§ **Directions for this task**
How many lines of the data include the string "LSPR"? State the number and nothing else.

** begin **

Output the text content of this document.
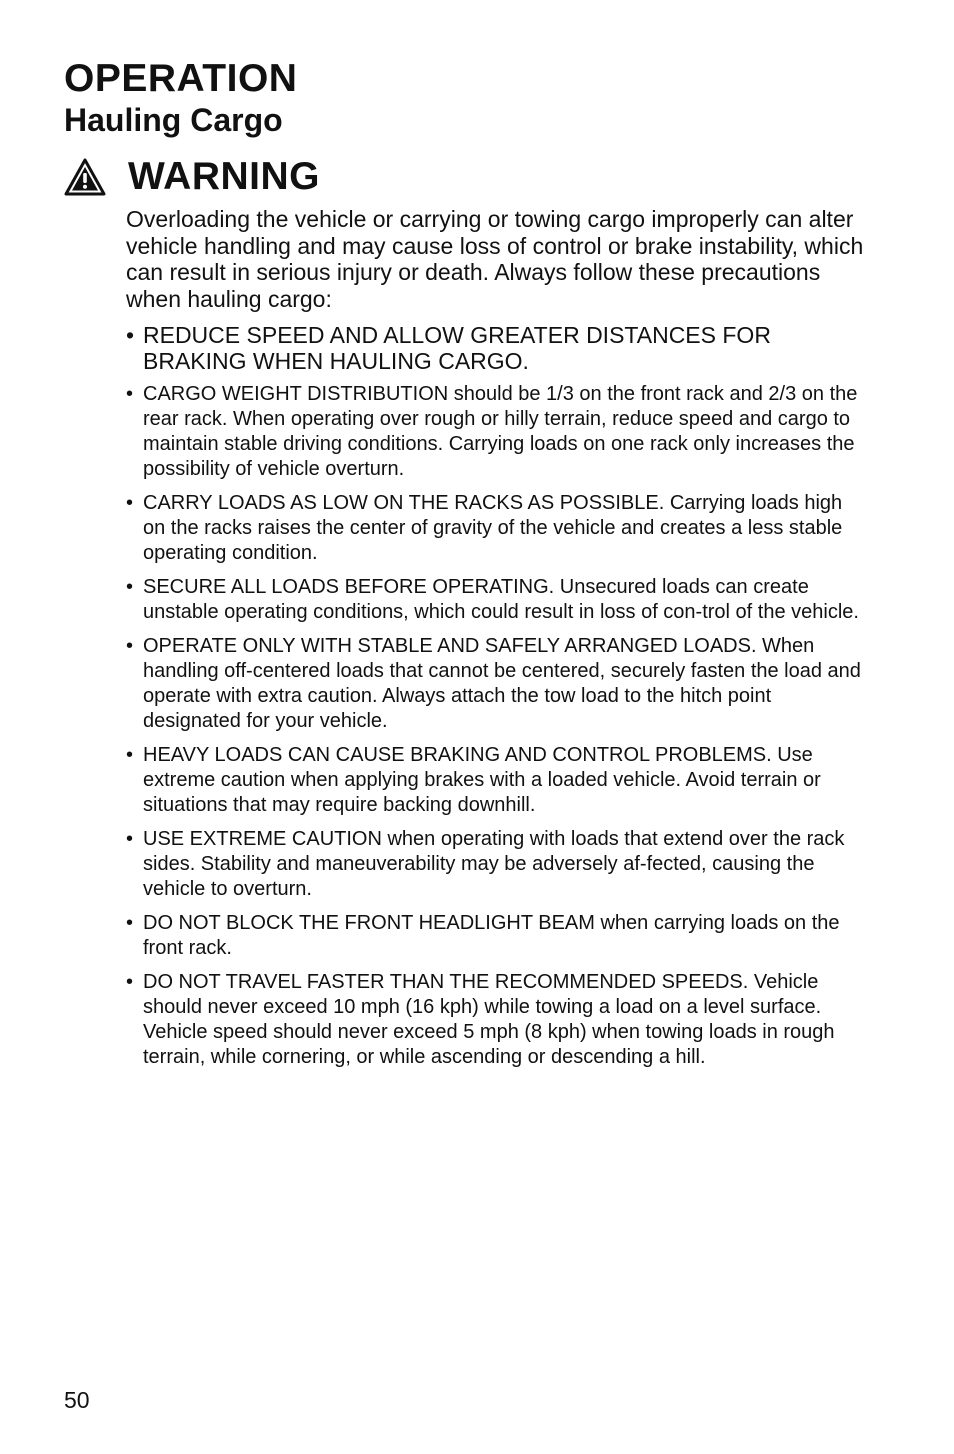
OPERATION
Hauling Cargo
WARNING

Overloading the vehicle or carrying or towing cargo improperly can alter vehicle handling and may cause loss of control or brake instability, which can result in serious injury or death. Always follow these precautions when hauling cargo:

• REDUCE SPEED AND ALLOW GREATER DISTANCES FOR BRAKING WHEN HAULING CARGO.
• CARGO WEIGHT DISTRIBUTION should be 1/3 on the front rack and 2/3 on the rear rack. When operating over rough or hilly terrain, reduce speed and cargo to maintain stable driving conditions. Carrying loads on one rack only increases the possibility of vehicle overturn.
• CARRY LOADS AS LOW ON THE RACKS AS POSSIBLE. Carrying loads high on the racks raises the center of gravity of the vehicle and creates a less stable operating condition.
• SECURE ALL LOADS BEFORE OPERATING. Unsecured loads can create unstable operating conditions, which could result in loss of con-trol of the vehicle.
• OPERATE ONLY WITH STABLE AND SAFELY ARRANGED LOADS. When handling off-centered loads that cannot be centered, securely fasten the load and operate with extra caution. Always attach the tow load to the hitch point designated for your vehicle.
• HEAVY LOADS CAN CAUSE BRAKING AND CONTROL PROBLEMS. Use extreme caution when applying brakes with a loaded vehicle. Avoid terrain or situations that may require backing downhill.
• USE EXTREME CAUTION when operating with loads that extend over the rack sides. Stability and maneuverability may be adversely af-fected, causing the vehicle to overturn.
• DO NOT BLOCK THE FRONT HEADLIGHT BEAM when carrying loads on the front rack.
• DO NOT TRAVEL FASTER THAN THE RECOMMENDED SPEEDS. Vehicle should never exceed 10 mph (16 kph) while towing a load on a level surface. Vehicle speed should never exceed 5 mph (8 kph) when towing loads in rough terrain, while cornering, or while ascending or descending a hill.

50
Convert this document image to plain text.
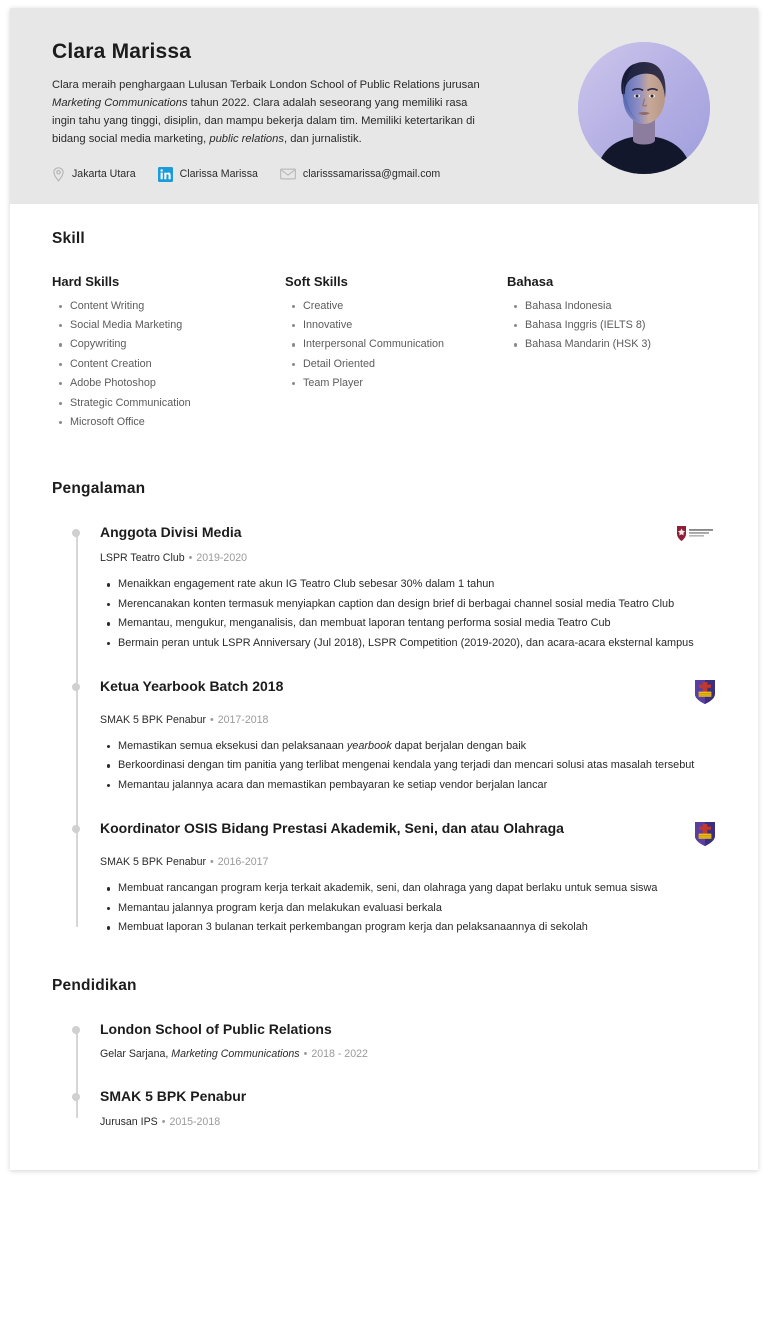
Clara Marissa

Clara meraih penghargaan Lulusan Terbaik London School of Public Relations jurusan Marketing Communications tahun 2022. Clara adalah seseorang yang memiliki rasa ingin tahu yang tinggi, disiplin, dan mampu bekerja dalam tim. Memiliki ketertarikan di bidang social media marketing, public relations, dan jurnalistik.

Jakarta Utara	Clarissa Marissa	clarisssamarissa@gmail.com
Skill
Hard Skills
Content Writing
Social Media Marketing
Copywriting
Content Creation
Adobe Photoshop
Strategic Communication
Microsoft Office
Soft Skills
Creative
Innovative
Interpersonal Communication
Detail Oriented
Team Player
Bahasa
Bahasa Indonesia
Bahasa Inggris (IELTS 8)
Bahasa Mandarin (HSK 3)
Pengalaman
Anggota Divisi Media

LSPR Teatro Club • 2019-2020

Menaikkan engagement rate akun IG Teatro Club sebesar 30% dalam 1 tahun
Merencanakan konten termasuk menyiapkan caption dan design brief di berbagai channel sosial media Teatro Club
Memantau, mengukur, menganalisis, dan membuat laporan tentang performa sosial media Teatro Cub
Bermain peran untuk LSPR Anniversary (Jul 2018), LSPR Competition (2019-2020), dan acara-acara eksternal kampus
Ketua Yearbook Batch 2018

SMAK 5 BPK Penabur • 2017-2018

Memastikan semua eksekusi dan pelaksanaan yearbook dapat berjalan dengan baik
Berkoordinasi dengan tim panitia yang terlibat mengenai kendala yang terjadi dan mencari solusi atas masalah tersebut
Memantau jalannya acara dan memastikan pembayaran ke setiap vendor berjalan lancar
Koordinator OSIS Bidang Prestasi Akademik, Seni, dan atau Olahraga

SMAK 5 BPK Penabur • 2016-2017

Membuat rancangan program kerja terkait akademik, seni, dan olahraga yang dapat berlaku untuk semua siswa
Memantau jalannya program kerja dan melakukan evaluasi berkala
Membuat laporan 3 bulanan terkait perkembangan program kerja dan pelaksanaannya di sekolah
Pendidikan
London School of Public Relations

Gelar Sarjana, Marketing Communications • 2018 - 2022

SMAK 5 BPK Penabur

Jurusan IPS • 2015-2018
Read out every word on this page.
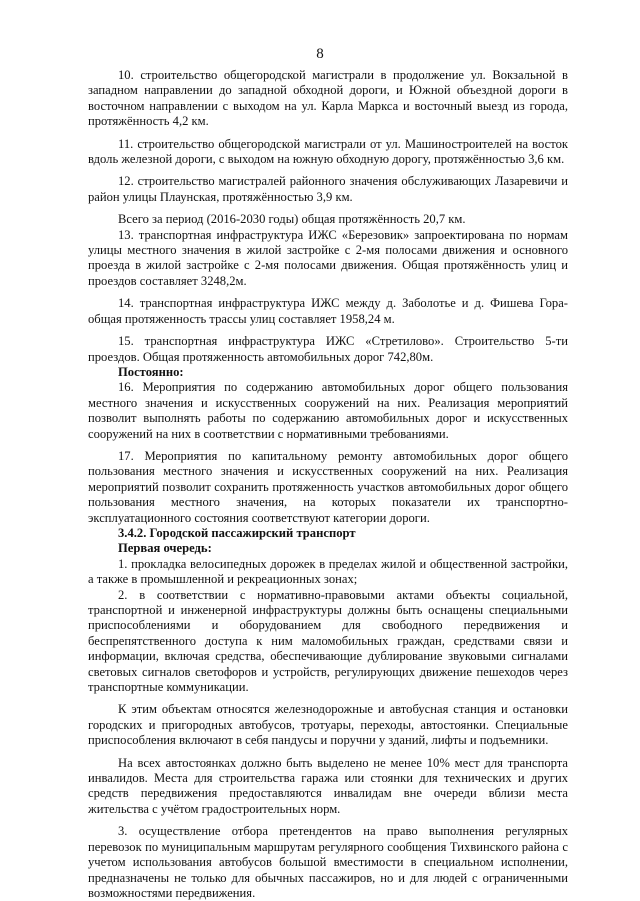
8

10. строительство общегородской магистрали в продолжение ул. Вокзальной в западном направлении до западной обходной дороги, и Южной объездной дороги в восточном направлении с выходом на ул. Карла Маркса и восточный выезд из города, протяжённость 4,2 км.

11. строительство общегородской магистрали от ул. Машиностроителей на восток вдоль железной дороги, с выходом на южную обходную дорогу, протяжённостью 3,6 км.

12. строительство магистралей районного значения обслуживающих Лазаревичи и район улицы Плаунская, протяжённостью 3,9 км.

Всего за период (2016-2030 годы) общая протяжённость 20,7 км.

13. транспортная инфраструктура ИЖС «Березовик» запроектирована по нормам улицы местного значения в жилой застройке с 2-мя полосами движения и основного проезда в жилой застройке с 2-мя полосами движения. Общая протяжённость улиц и проездов составляет 3248,2м.

14. транспортная инфраструктура ИЖС между д. Заболотье и д. Фишева Гора-общая протяженность трассы улиц составляет 1958,24 м.

15. транспортная инфраструктура ИЖС «Стретилово». Строительство 5-ти проездов. Общая протяженность автомобильных дорог 742,80м.

Постоянно:

16. Мероприятия по содержанию автомобильных дорог общего пользования местного значения и искусственных сооружений на них. Реализация мероприятий позволит выполнять работы по содержанию автомобильных дорог и искусственных сооружений на них в соответствии с нормативными требованиями.

17. Мероприятия по капитальному ремонту автомобильных дорог общего пользования местного значения и искусственных сооружений на них. Реализация мероприятий позволит сохранить протяженность участков автомобильных дорог общего пользования местного значения, на которых показатели их транспортно- эксплуатационного состояния соответствуют категории дороги.

3.4.2. Городской пассажирский транспорт

Первая очередь:

1. прокладка велосипедных дорожек в пределах жилой и общественной застройки, а также в промышленной и рекреационных зонах;

2. в соответствии с нормативно-правовыми актами объекты социальной, транспортной и инженерной инфраструктуры должны быть оснащены специальными приспособлениями и оборудованием для свободного передвижения и беспрепятственного доступа к ним маломобильных граждан, средствами связи и информации, включая средства, обеспечивающие дублирование звуковыми сигналами световых сигналов светофоров и устройств, регулирующих движение пешеходов через транспортные коммуникации.

К этим объектам относятся железнодорожные и автобусная станция и остановки городских и пригородных автобусов, тротуары, переходы, автостоянки. Специальные приспособления включают в себя пандусы и поручни у зданий, лифты и подъемники.

На всех автостоянках должно быть выделено не менее 10% мест для транспорта инвалидов. Места для строительства гаража или стоянки для технических и других средств передвижения предоставляются инвалидам вне очереди вблизи места жительства с учётом градостроительных норм.

3. осуществление отбора претендентов на право выполнения регулярных перевозок по муниципальным маршрутам регулярного сообщения Тихвинского района с учетом использования автобусов большой вместимости в специальном исполнении, предназначены не только для обычных пассажиров, но и для людей с ограниченными возможностями передвижения.
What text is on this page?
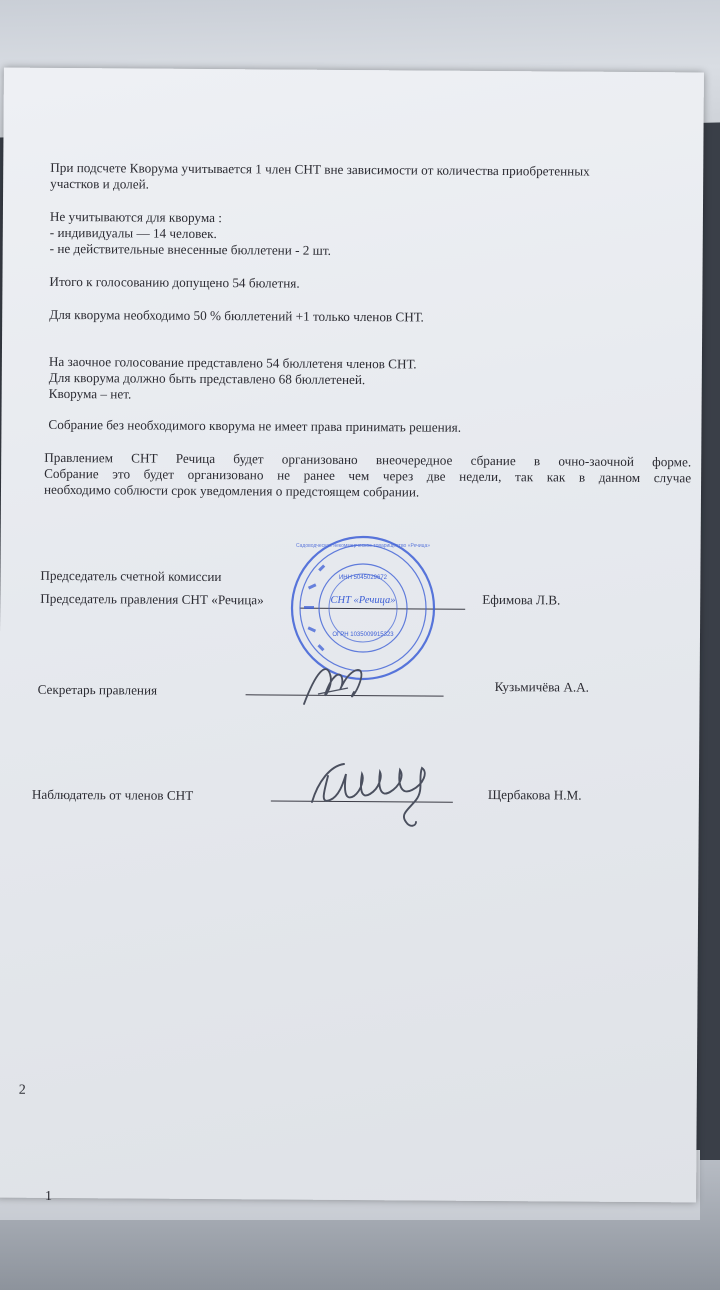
При подсчете Кворума учитывается 1 член СНТ вне зависимости от количества приобретенных
участков и долей.
Не учитываются для кворума :
- индивидуалы — 14 человек.
- не действительные внесенные бюллетени - 2 шт.
Итого к голосованию допущено 54 бюлетня.
Для кворума необходимо 50 % бюллетений +1 только членов СНТ.
На заочное голосование представлено 54 бюллетеня членов СНТ.
Для кворума должно быть представлено 68 бюллетеней.
Кворума – нет.
Собрание без необходимого кворума не имеет права принимать решения.
Правлением СНТ Речица будет организовано внеочередное сбрание в очно-заочной форме.
Собрание это будет организовано не ранее чем через две недели, так как в данном случае
необходимо соблюсти срок уведомления о предстоящем собрании.
Председатель счетной комиссии
Председатель правления СНТ «Речица»	Ефимова Л.В.
Секретарь правления	Кузьмичёва А.А.
Наблюдатель от членов СНТ	Щербакова Н.М.
2
1
СНТ «Речица»
ИНН 5045029672
ОГРН 1035009915323
Садоводческое некоммерческое товарищество «Речица»
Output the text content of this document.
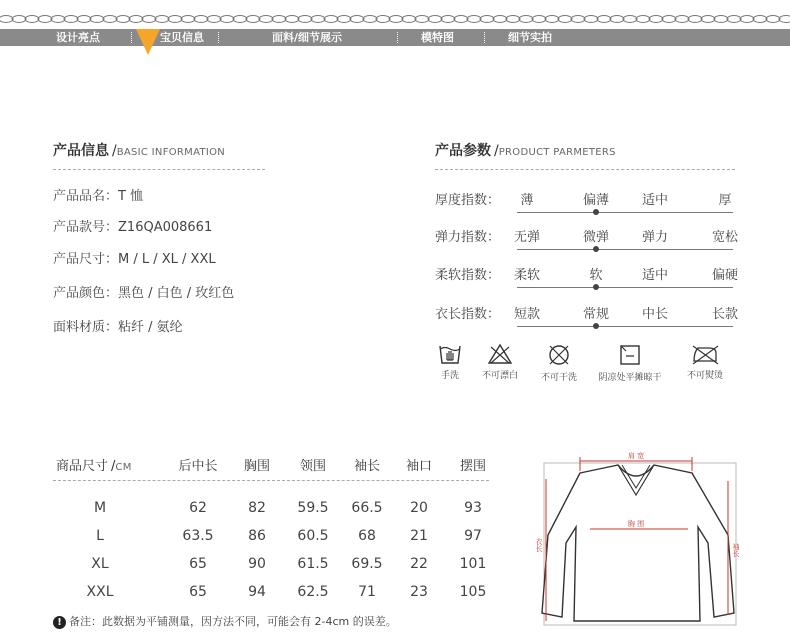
设计亮点	宝贝信息	面料/细节展示	模特图	细节实拍
产品信息 /BASIC INFORMATION
产品品名：T 恤
产品款号：Z16QA008661
产品尺寸：M / L / XL / XXL
产品颜色：黑色 / 白色 / 玫红色
面料材质：粘纤 / 氨纶
产品参数 /PRODUCT PARMETERS
厚度指数： 薄	偏薄	适中	厚
弹力指数： 无弹	微弹	弹力	宽松
柔软指数： 柔软	软	适中	偏硬
衣长指数： 短款	常规	中长	长款
手洗	不可漂白	不可干洗	阴凉处平摊晾干	不可熨烫
商品尺寸 /CM	后中长 胸围 领围 袖长 袖口 摆围
M	62	82 59.5 66.5 20	93
L	63.5 86 60.5 68 21	97
XL	65	90 61.5 69.5 22 101
XXL	65	94 62.5 71 23 105
! 备注：此数据为平铺测量，因方法不同，可能会有 2-4cm 的误差。
肩 宽
胸 围
衣长	袖长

** end **

§ **Answer to this problem**
2